» **Exercise objective**
Gather each line of the records where "Accept" appears.

» **Source data**
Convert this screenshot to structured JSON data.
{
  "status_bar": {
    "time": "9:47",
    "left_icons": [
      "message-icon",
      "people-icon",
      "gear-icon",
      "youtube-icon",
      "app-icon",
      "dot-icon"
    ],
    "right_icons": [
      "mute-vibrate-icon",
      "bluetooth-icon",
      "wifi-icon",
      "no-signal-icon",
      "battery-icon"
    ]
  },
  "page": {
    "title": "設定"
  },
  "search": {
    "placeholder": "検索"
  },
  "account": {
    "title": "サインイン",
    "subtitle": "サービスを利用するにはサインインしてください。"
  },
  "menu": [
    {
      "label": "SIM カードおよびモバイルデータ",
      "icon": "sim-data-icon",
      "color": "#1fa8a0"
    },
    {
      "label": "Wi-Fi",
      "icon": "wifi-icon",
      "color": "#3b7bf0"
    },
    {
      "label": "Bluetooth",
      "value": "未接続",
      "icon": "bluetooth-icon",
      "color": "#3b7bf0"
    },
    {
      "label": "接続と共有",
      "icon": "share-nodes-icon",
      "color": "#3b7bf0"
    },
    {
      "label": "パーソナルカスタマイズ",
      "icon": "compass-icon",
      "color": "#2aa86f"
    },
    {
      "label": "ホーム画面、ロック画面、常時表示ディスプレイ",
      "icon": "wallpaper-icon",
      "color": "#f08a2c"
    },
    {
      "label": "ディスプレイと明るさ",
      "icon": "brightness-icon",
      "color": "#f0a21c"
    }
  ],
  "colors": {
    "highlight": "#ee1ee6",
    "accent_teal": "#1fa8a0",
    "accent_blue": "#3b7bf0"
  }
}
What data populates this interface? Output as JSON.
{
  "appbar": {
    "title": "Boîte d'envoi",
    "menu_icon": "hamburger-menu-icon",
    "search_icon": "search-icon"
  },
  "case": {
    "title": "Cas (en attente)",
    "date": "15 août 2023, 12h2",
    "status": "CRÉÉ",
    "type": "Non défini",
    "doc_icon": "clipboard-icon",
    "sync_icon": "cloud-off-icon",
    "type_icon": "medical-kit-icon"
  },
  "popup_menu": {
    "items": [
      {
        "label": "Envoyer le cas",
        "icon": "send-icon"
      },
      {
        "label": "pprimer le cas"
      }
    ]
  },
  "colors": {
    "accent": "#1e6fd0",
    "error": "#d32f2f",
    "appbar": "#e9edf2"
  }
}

* * *

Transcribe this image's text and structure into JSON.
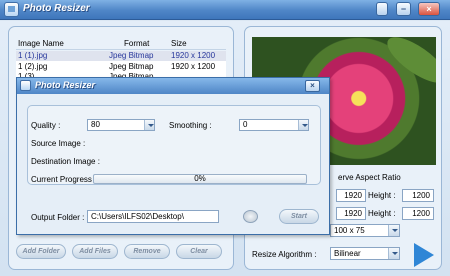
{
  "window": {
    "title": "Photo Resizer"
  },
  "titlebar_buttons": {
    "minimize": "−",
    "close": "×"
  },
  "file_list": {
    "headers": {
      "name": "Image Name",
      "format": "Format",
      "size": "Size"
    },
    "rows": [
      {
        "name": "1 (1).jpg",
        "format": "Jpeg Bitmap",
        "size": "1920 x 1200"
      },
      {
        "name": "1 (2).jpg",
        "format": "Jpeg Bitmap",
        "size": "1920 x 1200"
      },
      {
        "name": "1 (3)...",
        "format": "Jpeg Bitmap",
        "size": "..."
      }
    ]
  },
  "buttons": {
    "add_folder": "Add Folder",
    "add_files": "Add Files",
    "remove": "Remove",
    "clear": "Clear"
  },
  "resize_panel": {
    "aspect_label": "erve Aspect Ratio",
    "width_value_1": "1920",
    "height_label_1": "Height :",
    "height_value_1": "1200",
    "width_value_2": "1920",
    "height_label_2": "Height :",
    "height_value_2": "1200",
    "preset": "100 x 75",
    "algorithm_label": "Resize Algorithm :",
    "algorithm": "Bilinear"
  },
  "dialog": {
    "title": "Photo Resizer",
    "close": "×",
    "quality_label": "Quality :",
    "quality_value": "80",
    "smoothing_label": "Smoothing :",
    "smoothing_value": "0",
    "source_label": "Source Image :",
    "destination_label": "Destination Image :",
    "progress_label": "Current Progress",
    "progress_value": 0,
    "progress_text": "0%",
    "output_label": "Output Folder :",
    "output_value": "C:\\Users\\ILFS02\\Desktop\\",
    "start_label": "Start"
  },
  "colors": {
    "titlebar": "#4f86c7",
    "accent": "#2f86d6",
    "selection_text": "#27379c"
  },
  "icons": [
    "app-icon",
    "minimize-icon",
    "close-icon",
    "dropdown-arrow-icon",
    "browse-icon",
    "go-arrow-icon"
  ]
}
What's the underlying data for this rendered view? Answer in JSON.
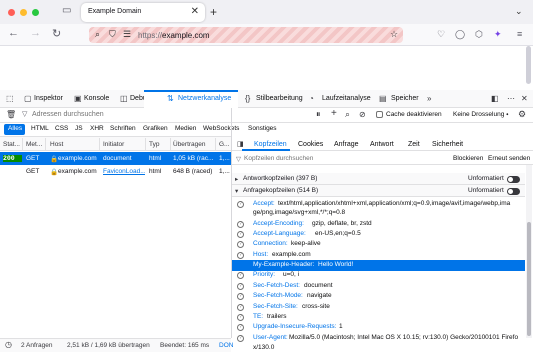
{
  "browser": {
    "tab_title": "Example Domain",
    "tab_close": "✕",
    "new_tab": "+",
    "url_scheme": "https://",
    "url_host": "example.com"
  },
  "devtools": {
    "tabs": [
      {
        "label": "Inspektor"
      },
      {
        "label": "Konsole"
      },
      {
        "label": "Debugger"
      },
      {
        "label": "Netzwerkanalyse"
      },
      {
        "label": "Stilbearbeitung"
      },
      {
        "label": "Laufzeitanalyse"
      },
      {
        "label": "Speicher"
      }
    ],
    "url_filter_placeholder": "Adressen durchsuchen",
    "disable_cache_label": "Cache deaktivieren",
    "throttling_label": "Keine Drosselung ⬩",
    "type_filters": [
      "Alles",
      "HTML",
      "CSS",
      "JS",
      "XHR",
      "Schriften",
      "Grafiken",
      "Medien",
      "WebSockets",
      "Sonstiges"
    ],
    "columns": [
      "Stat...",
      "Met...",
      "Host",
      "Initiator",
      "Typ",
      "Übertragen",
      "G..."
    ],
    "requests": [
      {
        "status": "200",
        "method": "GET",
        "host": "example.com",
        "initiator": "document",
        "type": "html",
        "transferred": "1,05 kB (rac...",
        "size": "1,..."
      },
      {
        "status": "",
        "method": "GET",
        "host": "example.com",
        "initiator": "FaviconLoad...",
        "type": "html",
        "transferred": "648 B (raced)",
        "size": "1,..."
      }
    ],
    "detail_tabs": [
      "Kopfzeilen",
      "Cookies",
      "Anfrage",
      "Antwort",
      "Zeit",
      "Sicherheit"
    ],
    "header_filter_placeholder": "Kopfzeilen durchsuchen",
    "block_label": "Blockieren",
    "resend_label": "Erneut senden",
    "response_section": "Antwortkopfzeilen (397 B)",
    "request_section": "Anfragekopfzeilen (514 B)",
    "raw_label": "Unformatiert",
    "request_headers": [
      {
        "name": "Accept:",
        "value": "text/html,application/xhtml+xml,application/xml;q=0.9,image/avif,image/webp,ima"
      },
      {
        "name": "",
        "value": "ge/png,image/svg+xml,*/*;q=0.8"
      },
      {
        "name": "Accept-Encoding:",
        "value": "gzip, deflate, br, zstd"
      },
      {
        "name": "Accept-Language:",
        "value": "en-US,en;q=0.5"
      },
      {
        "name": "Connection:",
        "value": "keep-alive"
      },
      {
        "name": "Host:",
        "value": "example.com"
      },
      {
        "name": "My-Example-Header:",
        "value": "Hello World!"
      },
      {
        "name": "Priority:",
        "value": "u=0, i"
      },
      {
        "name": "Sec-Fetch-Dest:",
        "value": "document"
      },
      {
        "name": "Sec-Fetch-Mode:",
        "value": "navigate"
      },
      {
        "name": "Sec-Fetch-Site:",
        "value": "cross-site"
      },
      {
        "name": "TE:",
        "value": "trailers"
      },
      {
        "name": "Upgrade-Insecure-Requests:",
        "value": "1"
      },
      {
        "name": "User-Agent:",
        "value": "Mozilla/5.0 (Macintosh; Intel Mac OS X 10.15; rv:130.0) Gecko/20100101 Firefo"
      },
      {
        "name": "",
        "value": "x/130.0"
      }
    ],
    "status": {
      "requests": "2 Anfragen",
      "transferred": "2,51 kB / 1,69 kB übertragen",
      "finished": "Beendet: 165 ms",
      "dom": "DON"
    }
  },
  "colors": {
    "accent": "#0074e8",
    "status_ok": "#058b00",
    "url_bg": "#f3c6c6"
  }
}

...

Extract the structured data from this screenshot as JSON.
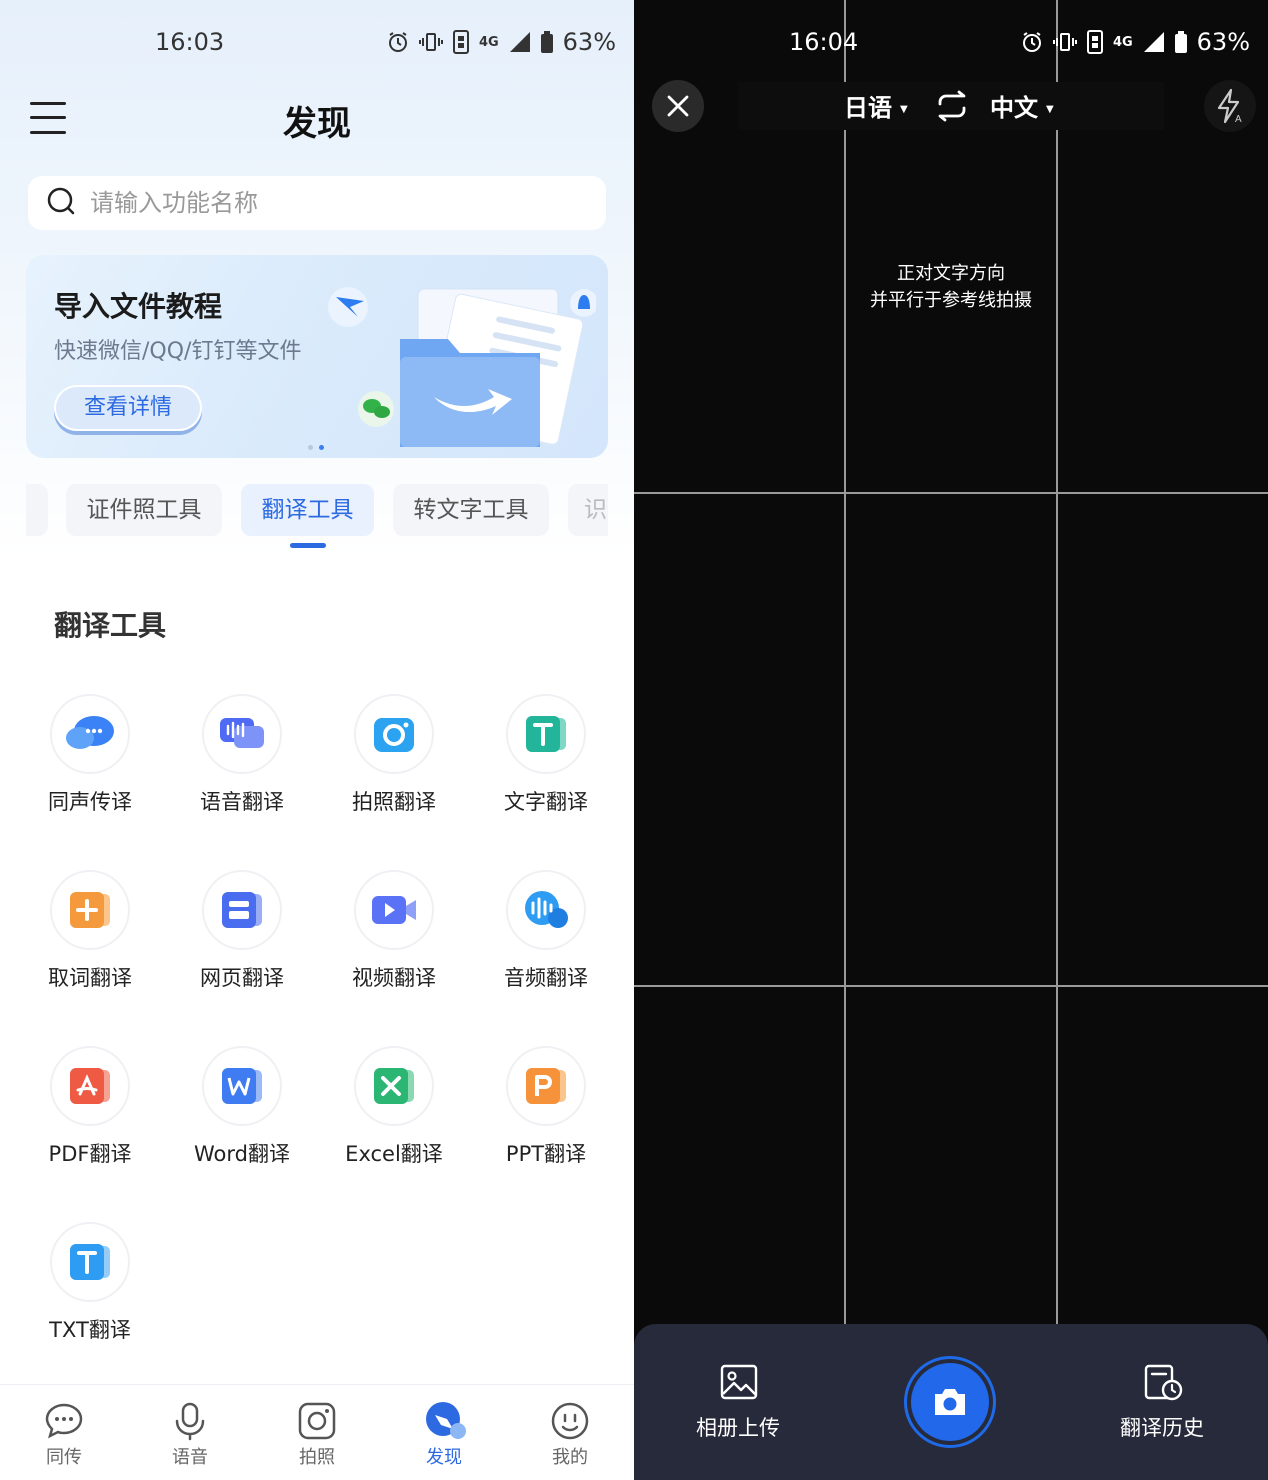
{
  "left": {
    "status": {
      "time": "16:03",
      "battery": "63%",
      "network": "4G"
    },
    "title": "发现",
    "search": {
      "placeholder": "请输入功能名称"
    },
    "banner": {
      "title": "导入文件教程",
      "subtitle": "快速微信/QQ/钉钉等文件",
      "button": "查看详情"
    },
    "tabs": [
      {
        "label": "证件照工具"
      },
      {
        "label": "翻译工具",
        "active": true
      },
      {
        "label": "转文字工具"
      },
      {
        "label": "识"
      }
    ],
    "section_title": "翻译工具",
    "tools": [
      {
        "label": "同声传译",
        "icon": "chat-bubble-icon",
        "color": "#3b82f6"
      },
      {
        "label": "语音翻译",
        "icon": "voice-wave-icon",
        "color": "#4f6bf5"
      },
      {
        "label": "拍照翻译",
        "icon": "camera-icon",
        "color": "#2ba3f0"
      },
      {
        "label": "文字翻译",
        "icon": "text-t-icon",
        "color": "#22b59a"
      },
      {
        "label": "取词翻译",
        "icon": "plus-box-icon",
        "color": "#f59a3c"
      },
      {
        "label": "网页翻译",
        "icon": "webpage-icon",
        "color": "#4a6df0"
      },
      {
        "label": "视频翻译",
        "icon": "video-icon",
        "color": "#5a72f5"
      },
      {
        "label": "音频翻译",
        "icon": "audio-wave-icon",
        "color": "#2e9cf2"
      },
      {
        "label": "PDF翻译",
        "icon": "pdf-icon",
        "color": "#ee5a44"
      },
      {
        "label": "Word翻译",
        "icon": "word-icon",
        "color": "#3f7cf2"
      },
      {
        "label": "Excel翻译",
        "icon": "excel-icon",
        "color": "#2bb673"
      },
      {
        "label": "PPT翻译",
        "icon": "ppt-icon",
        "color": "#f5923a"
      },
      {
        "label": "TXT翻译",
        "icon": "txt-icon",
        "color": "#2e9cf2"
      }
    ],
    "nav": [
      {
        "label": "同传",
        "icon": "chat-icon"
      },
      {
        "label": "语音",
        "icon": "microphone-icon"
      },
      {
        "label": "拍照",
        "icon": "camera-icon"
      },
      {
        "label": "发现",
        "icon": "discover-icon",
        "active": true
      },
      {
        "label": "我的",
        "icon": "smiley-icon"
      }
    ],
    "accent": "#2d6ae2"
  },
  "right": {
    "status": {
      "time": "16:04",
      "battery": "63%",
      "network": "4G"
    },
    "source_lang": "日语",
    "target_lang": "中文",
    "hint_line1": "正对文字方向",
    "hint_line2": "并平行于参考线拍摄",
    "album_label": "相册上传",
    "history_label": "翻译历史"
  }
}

» **Worked solution**
        "name": "Accept:",
        "name": "Accept-Encoding:",
        "name": "Accept-Language:",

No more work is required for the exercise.